====== Excerpted passage

Case ID: tex-crim_111/html/0296-01.html
Source: Caselaw Access Project
Author: {"author": "MORROW, Presiding Judge.", "license": "Public Domain", "url": "https://static.case.law/"}
Date Created: 2024-08-24T03:29:51.129683

Thomas Garrett v. The State.
    No. 12125.
    Delivered January 2, 1929.
    
      The opinion states the case.
    
      Battew & King of Dallas, for appellant.
    
      Wm. McCraw, Criminal District Attorney of Dallas County and A. A. Dawson of Canton, State’s Attorney, for the State.
   MORROW, Presiding Judge.

The offense is robbery; punishment fixed at confinement in the penitentiary for a period of not less than five nor more than ninety-nine years.

Reece Miller, the alleged injured party, testified in behalf of the State. The following is, in substance, his testimony: On the 26th day of March, 1928, he was in the employ of Nichols Bros. Auto Rent Company of Dallas. Receiving a call for a taxicab from a certain number in Oak Cliff, he responded in a Dodge Sedan, Motor > Bus No. 3780. Two men (the appellant and one Martin), entered the car. Miller was assaulted. The automobile and his coat were taken from him, and he was left bound and gagged in the weeds near the road. In the assault Martin exhibited a pistol while the appellant took Miller’s property and bound him. -Some two days after the occurrence mentioned, the car, in possession of the appellant and Martin, collided with another car about four miles from Pecos in Reeves County, Texas. On the same day the appellant was arrested by the Sheriff of Reeves County at a point about seven, miles from the town of Pecos. Miller’s coat was found in his possession, and the automobile was identified as that taken from Miller.

============
====== Given data

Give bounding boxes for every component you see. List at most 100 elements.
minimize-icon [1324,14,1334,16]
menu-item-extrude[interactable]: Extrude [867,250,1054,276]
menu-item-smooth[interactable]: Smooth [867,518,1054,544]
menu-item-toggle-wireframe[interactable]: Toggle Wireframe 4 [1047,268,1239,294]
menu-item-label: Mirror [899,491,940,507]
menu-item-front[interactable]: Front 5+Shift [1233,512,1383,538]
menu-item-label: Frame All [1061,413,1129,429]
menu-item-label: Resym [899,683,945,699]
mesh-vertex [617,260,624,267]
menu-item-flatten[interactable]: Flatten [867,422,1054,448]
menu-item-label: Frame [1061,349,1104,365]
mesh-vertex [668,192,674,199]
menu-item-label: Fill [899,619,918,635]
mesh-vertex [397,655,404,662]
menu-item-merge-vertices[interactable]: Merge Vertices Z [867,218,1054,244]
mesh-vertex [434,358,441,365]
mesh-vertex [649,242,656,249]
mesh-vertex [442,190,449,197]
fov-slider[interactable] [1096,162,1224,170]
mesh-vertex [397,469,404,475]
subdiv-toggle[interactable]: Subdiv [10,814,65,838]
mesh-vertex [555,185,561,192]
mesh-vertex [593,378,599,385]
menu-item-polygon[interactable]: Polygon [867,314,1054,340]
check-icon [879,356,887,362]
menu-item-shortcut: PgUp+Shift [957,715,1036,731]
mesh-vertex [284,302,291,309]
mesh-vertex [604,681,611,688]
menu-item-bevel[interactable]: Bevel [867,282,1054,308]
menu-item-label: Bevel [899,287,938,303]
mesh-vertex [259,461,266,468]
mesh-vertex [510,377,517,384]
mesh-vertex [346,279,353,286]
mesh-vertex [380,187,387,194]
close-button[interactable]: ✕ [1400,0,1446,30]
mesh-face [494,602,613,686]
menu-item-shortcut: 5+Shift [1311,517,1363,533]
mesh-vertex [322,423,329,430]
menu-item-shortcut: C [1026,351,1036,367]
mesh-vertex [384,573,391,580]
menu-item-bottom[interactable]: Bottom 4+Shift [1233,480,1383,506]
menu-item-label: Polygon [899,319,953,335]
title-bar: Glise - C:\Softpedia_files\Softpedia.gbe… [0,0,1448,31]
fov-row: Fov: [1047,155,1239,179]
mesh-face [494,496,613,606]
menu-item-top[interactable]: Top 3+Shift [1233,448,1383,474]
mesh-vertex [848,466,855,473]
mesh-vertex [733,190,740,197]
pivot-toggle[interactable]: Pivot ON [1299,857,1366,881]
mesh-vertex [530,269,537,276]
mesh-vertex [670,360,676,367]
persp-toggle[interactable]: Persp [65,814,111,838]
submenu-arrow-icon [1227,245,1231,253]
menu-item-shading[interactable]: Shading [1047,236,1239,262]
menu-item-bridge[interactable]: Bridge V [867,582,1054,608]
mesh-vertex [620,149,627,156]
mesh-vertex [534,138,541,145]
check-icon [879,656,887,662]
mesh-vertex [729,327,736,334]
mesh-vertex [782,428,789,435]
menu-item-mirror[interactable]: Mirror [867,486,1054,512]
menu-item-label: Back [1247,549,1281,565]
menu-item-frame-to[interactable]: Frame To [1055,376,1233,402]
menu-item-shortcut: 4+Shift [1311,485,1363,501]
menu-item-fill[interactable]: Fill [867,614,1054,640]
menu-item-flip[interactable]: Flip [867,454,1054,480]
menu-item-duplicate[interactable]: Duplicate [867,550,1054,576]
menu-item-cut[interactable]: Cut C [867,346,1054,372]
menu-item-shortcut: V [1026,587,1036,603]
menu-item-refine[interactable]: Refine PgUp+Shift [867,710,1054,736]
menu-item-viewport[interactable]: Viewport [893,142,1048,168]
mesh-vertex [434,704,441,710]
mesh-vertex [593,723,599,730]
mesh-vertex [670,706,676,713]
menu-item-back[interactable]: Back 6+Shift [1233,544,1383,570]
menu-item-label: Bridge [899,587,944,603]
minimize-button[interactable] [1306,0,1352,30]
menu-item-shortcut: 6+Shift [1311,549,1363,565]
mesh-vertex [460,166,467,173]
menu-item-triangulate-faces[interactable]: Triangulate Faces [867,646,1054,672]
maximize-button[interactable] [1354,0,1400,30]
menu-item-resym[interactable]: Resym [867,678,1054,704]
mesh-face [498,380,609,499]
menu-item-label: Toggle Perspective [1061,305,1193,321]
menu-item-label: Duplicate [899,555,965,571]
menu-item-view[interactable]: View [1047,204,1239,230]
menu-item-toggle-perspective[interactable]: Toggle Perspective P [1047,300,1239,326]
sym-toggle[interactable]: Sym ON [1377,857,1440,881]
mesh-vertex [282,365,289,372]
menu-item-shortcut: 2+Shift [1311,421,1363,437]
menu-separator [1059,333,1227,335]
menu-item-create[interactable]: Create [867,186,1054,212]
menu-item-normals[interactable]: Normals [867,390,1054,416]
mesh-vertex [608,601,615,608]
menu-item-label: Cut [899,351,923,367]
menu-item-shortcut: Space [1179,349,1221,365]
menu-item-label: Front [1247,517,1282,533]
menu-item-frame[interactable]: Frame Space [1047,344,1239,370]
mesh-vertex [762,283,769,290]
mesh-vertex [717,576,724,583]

============

■ To be done
Please list each attorney or law firm that the robbery opinion names as counsel and the party each one represents.

■ Worked solution
- Battew & King of Dallas, for the appellant
- Wm. McCraw, Criminal District Attorney of Dallas County, for the State
- A. A. Dawson of Canton, State's Attorney, for the State